* **Given exercise**: Retype the data that follows line by line, exactly, and leave its pictures out.

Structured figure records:

★ ★ ★ ★ ★

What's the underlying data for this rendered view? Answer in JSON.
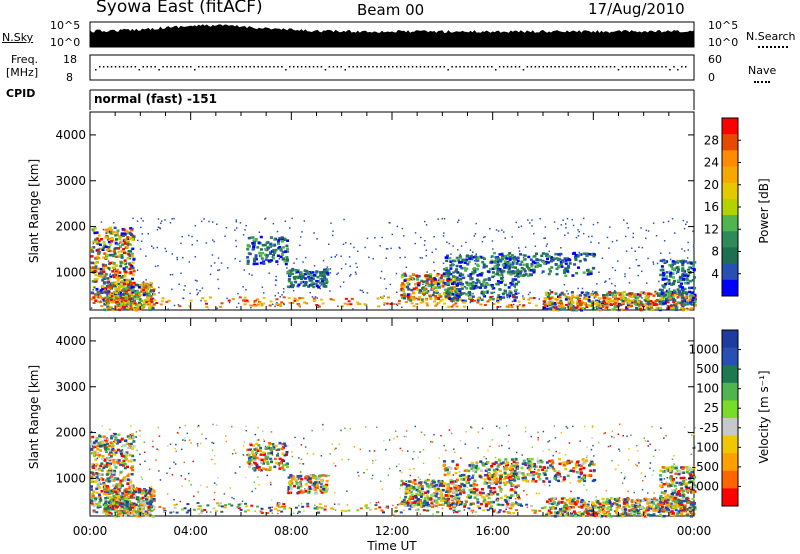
{
  "header": {
    "station": "Syowa East (fitACF)",
    "beam": "Beam 00",
    "date": "17/Aug/2010"
  },
  "top_panels": {
    "nsky_label": "N.Sky",
    "nsky_ticks": [
      "10^5",
      "10^0"
    ],
    "nsearch_label": "N.Search",
    "nsearch_ticks": [
      "10^5",
      "10^0"
    ],
    "freq_label_1": "Freq.",
    "freq_label_2": "[MHz]",
    "freq_ticks": [
      "18",
      "8"
    ],
    "nave_label": "Nave",
    "nave_ticks": [
      "60",
      "0"
    ],
    "cpid_label": "CPID",
    "cpid_value": "normal (fast) -151"
  },
  "chart_data": [
    {
      "type": "heatmap",
      "name": "power",
      "ylabel": "Slant Range [km]",
      "xlabel": "",
      "yticks": [
        "4000",
        "3000",
        "2000",
        "1000"
      ],
      "ylim": [
        180,
        4500
      ],
      "xlim": [
        "00:00",
        "24:00"
      ],
      "colorbar": {
        "label": "Power [dB]",
        "ticks": [
          "28",
          "24",
          "20",
          "16",
          "12",
          "8",
          "4"
        ],
        "colors": [
          "#ff0000",
          "#e64a00",
          "#ff8c00",
          "#f5a800",
          "#e6c800",
          "#b4d200",
          "#50b450",
          "#2e8b57",
          "#1e6e50",
          "#2850b4",
          "#0000ff"
        ]
      }
    },
    {
      "type": "heatmap",
      "name": "velocity",
      "ylabel": "Slant Range [km]",
      "xlabel": "Time UT",
      "yticks": [
        "4000",
        "3000",
        "2000",
        "1000"
      ],
      "xticks": [
        "00:00",
        "04:00",
        "08:00",
        "12:00",
        "16:00",
        "20:00",
        "00:00"
      ],
      "ylim": [
        180,
        4500
      ],
      "xlim": [
        "00:00",
        "24:00"
      ],
      "colorbar": {
        "label": "Velocity [m s^-1]",
        "ticks": [
          "1000",
          "500",
          "100",
          "25",
          "-25",
          "-100",
          "-500",
          "-1000"
        ],
        "colors": [
          "#1e3ca0",
          "#2850b4",
          "#1e7850",
          "#50b450",
          "#78dc28",
          "#c8c8c8",
          "#f0c800",
          "#ffa000",
          "#ff6400",
          "#ff0000"
        ]
      }
    }
  ]
}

★ ★ ★ ★ ★

* **Answer to the task**:
What's the underlying data for this rendered view? Answer in JSON.
{
  "header": {
    "station": "Syowa East (fitACF)",
    "beam": "Beam 00",
    "date": "17/Aug/2010"
  },
  "top_panels": {
    "nsky_label": "N.Sky",
    "nsky_ticks": [
      "10^5",
      "10^0"
    ],
    "nsearch_label": "N.Search",
    "nsearch_ticks": [
      "10^5",
      "10^0"
    ],
    "freq_label_1": "Freq.",
    "freq_label_2": "[MHz]",
    "freq_ticks": [
      "18",
      "8"
    ],
    "nave_label": "Nave",
    "nave_ticks": [
      "60",
      "0"
    ],
    "cpid_label": "CPID",
    "cpid_value": "normal (fast) -151"
  },
  "chart_data": [
    {
      "type": "heatmap",
      "name": "power",
      "ylabel": "Slant Range [km]",
      "xlabel": "",
      "yticks": [
        "4000",
        "3000",
        "2000",
        "1000"
      ],
      "ylim": [
        180,
        4500
      ],
      "xlim": [
        "00:00",
        "24:00"
      ],
      "colorbar": {
        "label": "Power [dB]",
        "ticks": [
          "28",
          "24",
          "20",
          "16",
          "12",
          "8",
          "4"
        ],
        "colors": [
          "#ff0000",
          "#e64a00",
          "#ff8c00",
          "#f5a800",
          "#e6c800",
          "#b4d200",
          "#50b450",
          "#2e8b57",
          "#1e6e50",
          "#2850b4",
          "#0000ff"
        ]
      }
    },
    {
      "type": "heatmap",
      "name": "velocity",
      "ylabel": "Slant Range [km]",
      "xlabel": "Time UT",
      "yticks": [
        "4000",
        "3000",
        "2000",
        "1000"
      ],
      "xticks": [
        "00:00",
        "04:00",
        "08:00",
        "12:00",
        "16:00",
        "20:00",
        "00:00"
      ],
      "ylim": [
        180,
        4500
      ],
      "xlim": [
        "00:00",
        "24:00"
      ],
      "colorbar": {
        "label": "Velocity [m s^-1]",
        "ticks": [
          "1000",
          "500",
          "100",
          "25",
          "-25",
          "-100",
          "-500",
          "-1000"
        ],
        "colors": [
          "#1e3ca0",
          "#2850b4",
          "#1e7850",
          "#50b450",
          "#78dc28",
          "#c8c8c8",
          "#f0c800",
          "#ffa000",
          "#ff6400",
          "#ff0000"
        ]
      }
    }
  ]
}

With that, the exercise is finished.